Labeled region entries

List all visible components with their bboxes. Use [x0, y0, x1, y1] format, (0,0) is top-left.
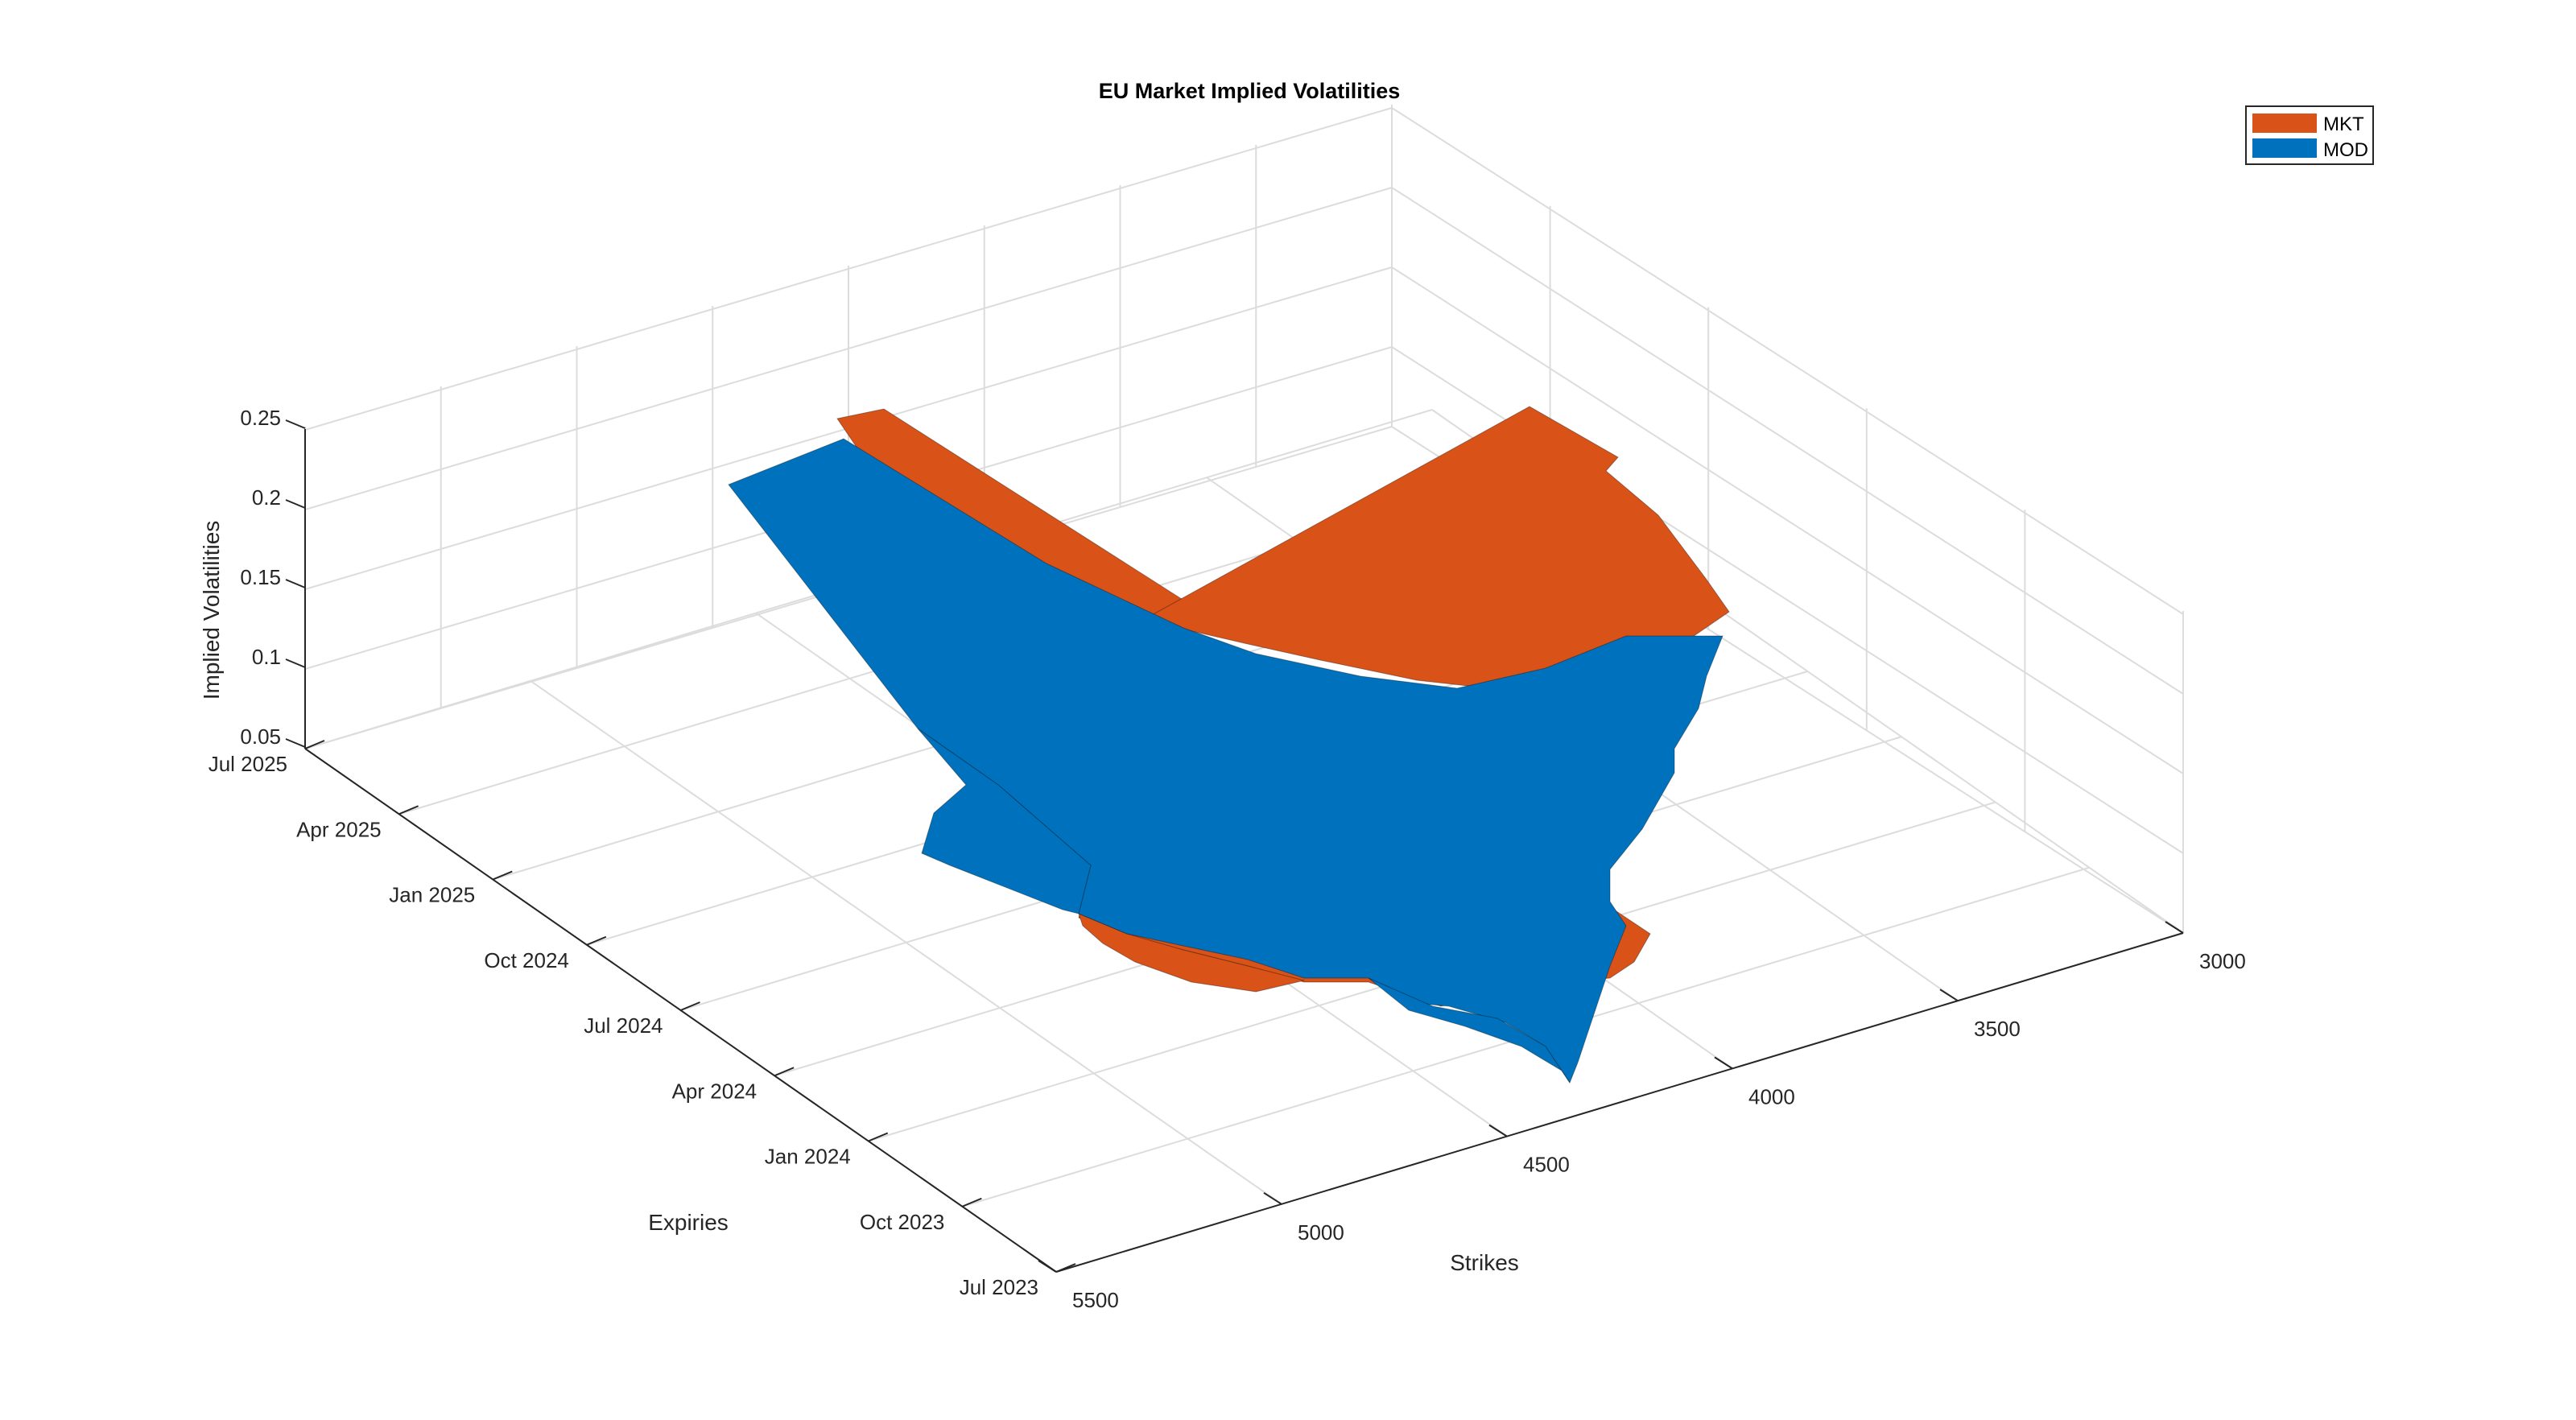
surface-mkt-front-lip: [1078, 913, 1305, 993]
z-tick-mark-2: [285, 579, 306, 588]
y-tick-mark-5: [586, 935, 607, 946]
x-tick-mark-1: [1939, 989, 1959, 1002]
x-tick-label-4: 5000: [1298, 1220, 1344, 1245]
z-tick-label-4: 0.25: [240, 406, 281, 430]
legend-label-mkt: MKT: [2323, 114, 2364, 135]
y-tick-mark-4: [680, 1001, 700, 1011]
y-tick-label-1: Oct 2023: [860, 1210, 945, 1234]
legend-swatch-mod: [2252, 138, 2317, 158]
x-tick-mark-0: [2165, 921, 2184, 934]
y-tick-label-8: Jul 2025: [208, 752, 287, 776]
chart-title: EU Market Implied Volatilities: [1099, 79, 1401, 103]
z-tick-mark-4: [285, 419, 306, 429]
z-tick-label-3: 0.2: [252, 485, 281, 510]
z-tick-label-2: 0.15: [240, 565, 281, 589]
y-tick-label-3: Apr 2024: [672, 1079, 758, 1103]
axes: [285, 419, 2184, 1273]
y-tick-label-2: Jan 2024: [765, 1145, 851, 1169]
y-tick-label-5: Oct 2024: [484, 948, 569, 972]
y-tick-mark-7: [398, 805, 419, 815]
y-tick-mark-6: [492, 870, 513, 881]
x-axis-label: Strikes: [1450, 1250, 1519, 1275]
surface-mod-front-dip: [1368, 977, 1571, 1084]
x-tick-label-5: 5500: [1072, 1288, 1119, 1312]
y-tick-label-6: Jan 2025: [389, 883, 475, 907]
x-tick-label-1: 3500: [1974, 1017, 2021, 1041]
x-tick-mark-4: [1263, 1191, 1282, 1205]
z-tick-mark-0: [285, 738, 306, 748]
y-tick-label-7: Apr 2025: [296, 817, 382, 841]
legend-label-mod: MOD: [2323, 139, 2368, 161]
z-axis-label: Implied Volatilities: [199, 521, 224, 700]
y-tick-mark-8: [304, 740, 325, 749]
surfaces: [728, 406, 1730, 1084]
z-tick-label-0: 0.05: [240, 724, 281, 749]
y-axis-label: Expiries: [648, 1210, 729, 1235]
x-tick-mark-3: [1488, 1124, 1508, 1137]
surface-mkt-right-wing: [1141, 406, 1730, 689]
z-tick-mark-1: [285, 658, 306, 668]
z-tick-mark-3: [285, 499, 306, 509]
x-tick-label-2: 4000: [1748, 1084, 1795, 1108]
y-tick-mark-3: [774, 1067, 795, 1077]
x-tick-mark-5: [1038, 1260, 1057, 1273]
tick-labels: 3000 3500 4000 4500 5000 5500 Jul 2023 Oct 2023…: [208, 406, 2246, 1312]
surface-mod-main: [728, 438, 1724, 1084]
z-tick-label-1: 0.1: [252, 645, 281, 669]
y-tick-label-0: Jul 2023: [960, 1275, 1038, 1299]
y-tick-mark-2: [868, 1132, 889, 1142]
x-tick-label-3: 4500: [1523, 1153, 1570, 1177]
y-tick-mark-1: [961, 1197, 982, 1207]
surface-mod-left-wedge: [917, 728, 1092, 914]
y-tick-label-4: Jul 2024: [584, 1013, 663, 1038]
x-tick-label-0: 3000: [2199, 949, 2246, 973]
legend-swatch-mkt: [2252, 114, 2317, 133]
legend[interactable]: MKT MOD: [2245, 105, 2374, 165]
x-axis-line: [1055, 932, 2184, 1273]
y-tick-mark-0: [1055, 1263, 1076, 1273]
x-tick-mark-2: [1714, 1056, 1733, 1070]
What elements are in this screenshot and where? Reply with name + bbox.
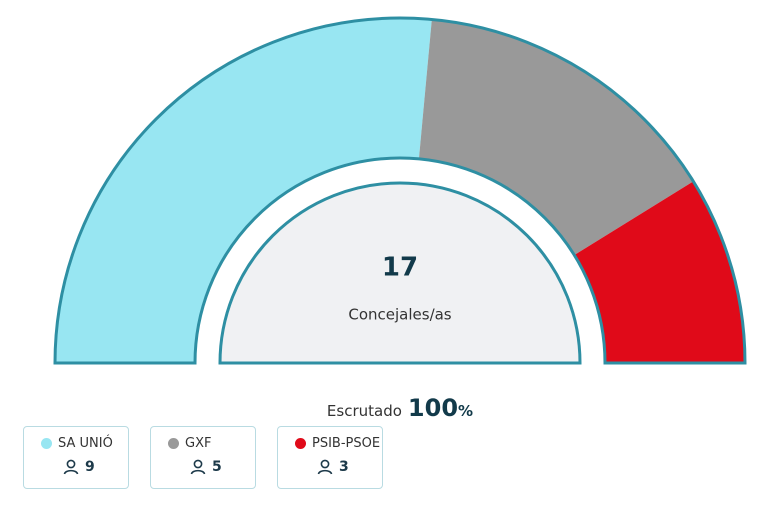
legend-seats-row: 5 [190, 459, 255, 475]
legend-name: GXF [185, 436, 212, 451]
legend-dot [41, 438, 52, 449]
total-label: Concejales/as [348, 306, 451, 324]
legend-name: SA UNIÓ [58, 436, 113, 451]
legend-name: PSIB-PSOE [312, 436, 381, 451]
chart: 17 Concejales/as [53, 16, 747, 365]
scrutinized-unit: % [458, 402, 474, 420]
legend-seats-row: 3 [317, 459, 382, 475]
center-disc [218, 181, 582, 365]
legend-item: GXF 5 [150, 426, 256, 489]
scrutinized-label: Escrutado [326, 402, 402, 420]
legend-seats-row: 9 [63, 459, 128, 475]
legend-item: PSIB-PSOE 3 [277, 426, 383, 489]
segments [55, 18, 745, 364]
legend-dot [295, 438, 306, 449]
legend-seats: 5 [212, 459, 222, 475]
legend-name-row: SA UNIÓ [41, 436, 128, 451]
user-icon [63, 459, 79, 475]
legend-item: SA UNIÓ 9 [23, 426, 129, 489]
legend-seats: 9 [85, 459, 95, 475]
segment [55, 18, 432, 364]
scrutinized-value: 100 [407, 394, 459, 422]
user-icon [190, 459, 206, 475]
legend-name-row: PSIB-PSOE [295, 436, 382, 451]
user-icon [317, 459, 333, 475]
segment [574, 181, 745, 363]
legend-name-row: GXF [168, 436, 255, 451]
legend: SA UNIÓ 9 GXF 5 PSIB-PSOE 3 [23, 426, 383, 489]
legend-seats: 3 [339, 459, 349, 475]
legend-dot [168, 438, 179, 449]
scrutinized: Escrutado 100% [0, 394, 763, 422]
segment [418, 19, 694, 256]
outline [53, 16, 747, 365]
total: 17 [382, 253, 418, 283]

The problem
Repeat every line of the entries above word for word, leaving out the pictures.

Answer to the exercise
List all visible components with their bboxes. Use [x0, y0, x1, y1] format, (0,0) is top-left.
surface-mkt-front-lip: [1078, 913, 1305, 993]
z-tick-mark-2: [285, 579, 306, 588]
y-tick-mark-5: [586, 935, 607, 946]
x-tick-mark-1: [1939, 989, 1959, 1002]
x-tick-label-4: 5000: [1298, 1220, 1344, 1245]
z-tick-label-4: 0.25: [240, 406, 281, 430]
legend-label-mkt: MKT: [2323, 114, 2364, 135]
y-tick-mark-4: [680, 1001, 700, 1011]
y-tick-label-1: Oct 2023: [860, 1210, 945, 1234]
legend-swatch-mod: [2252, 138, 2317, 158]
x-tick-mark-0: [2165, 921, 2184, 934]
y-tick-label-8: Jul 2025: [208, 752, 287, 776]
chart-title: EU Market Implied Volatilities: [1099, 79, 1401, 103]
z-tick-mark-4: [285, 419, 306, 429]
z-tick-label-3: 0.2: [252, 485, 281, 510]
z-tick-label-2: 0.15: [240, 565, 281, 589]
y-tick-label-3: Apr 2024: [672, 1079, 758, 1103]
axes: [285, 419, 2184, 1273]
y-tick-label-2: Jan 2024: [765, 1145, 851, 1169]
y-tick-label-5: Oct 2024: [484, 948, 569, 972]
y-tick-mark-7: [398, 805, 419, 815]
y-tick-mark-6: [492, 870, 513, 881]
x-axis-label: Strikes: [1450, 1250, 1519, 1275]
surface-mod-front-dip: [1368, 977, 1571, 1084]
x-tick-label-5: 5500: [1072, 1288, 1119, 1312]
y-tick-label-6: Jan 2025: [389, 883, 475, 907]
x-tick-label-1: 3500: [1974, 1017, 2021, 1041]
x-tick-mark-4: [1263, 1191, 1282, 1205]
z-tick-mark-0: [285, 738, 306, 748]
y-tick-label-7: Apr 2025: [296, 817, 382, 841]
legend-label-mod: MOD: [2323, 139, 2368, 161]
z-axis-label: Implied Volatilities: [199, 521, 224, 700]
y-tick-mark-8: [304, 740, 325, 749]
surfaces: [728, 406, 1730, 1084]
z-tick-label-0: 0.05: [240, 724, 281, 749]
y-axis-label: Expiries: [648, 1210, 729, 1235]
x-tick-mark-3: [1488, 1124, 1508, 1137]
surface-mkt-right-wing: [1141, 406, 1730, 689]
z-tick-mark-1: [285, 658, 306, 668]
z-tick-mark-3: [285, 499, 306, 509]
x-tick-label-2: 4000: [1748, 1084, 1795, 1108]
y-tick-mark-3: [774, 1067, 795, 1077]
x-tick-mark-5: [1038, 1260, 1057, 1273]
tick-labels: 3000 3500 4000 4500 5000 5500 Jul 2023 Oct 2023…: [208, 406, 2246, 1312]
surface-mod-main: [728, 438, 1724, 1084]
z-tick-label-1: 0.1: [252, 645, 281, 669]
y-tick-label-0: Jul 2023: [960, 1275, 1038, 1299]
y-tick-mark-2: [868, 1132, 889, 1142]
x-tick-label-3: 4500: [1523, 1153, 1570, 1177]
y-tick-mark-1: [961, 1197, 982, 1207]
surface-mod-left-wedge: [917, 728, 1092, 914]
y-tick-label-4: Jul 2024: [584, 1013, 663, 1038]
x-tick-label-0: 3000: [2199, 949, 2246, 973]
legend-swatch-mkt: [2252, 114, 2317, 133]
legend[interactable]: MKT MOD: [2245, 105, 2374, 165]
x-axis-line: [1055, 932, 2184, 1273]
y-tick-mark-0: [1055, 1263, 1076, 1273]
x-tick-mark-2: [1714, 1056, 1733, 1070]
What elements are in this screenshot and where? Reply with name + bbox.
legend-seats-row: 5 [190, 459, 255, 475]
legend-name: GXF [185, 436, 212, 451]
legend-dot [41, 438, 52, 449]
total-label: Concejales/as [348, 306, 451, 324]
legend-name: SA UNIÓ [58, 436, 113, 451]
legend-name: PSIB-PSOE [312, 436, 381, 451]
chart: 17 Concejales/as [53, 16, 747, 365]
scrutinized-unit: % [458, 402, 474, 420]
legend-seats-row: 3 [317, 459, 382, 475]
center-disc [218, 181, 582, 365]
legend-item: GXF 5 [150, 426, 256, 489]
scrutinized-label: Escrutado [326, 402, 402, 420]
legend-seats-row: 9 [63, 459, 128, 475]
legend-item: PSIB-PSOE 3 [277, 426, 383, 489]
segments [55, 18, 745, 364]
legend-dot [295, 438, 306, 449]
legend-seats: 5 [212, 459, 222, 475]
legend-name-row: SA UNIÓ [41, 436, 128, 451]
user-icon [63, 459, 79, 475]
legend-item: SA UNIÓ 9 [23, 426, 129, 489]
legend-seats: 9 [85, 459, 95, 475]
segment [55, 18, 432, 364]
scrutinized-value: 100 [407, 394, 459, 422]
user-icon [190, 459, 206, 475]
legend-name-row: PSIB-PSOE [295, 436, 382, 451]
user-icon [317, 459, 333, 475]
segment [574, 181, 745, 363]
legend-name-row: GXF [168, 436, 255, 451]
legend: SA UNIÓ 9 GXF 5 PSIB-PSOE 3 [23, 426, 383, 489]
legend-seats: 3 [339, 459, 349, 475]
legend-dot [168, 438, 179, 449]
scrutinized: Escrutado 100% [0, 394, 763, 422]
segment [418, 19, 694, 256]
outline [53, 16, 747, 365]
total: 17 [382, 253, 418, 283]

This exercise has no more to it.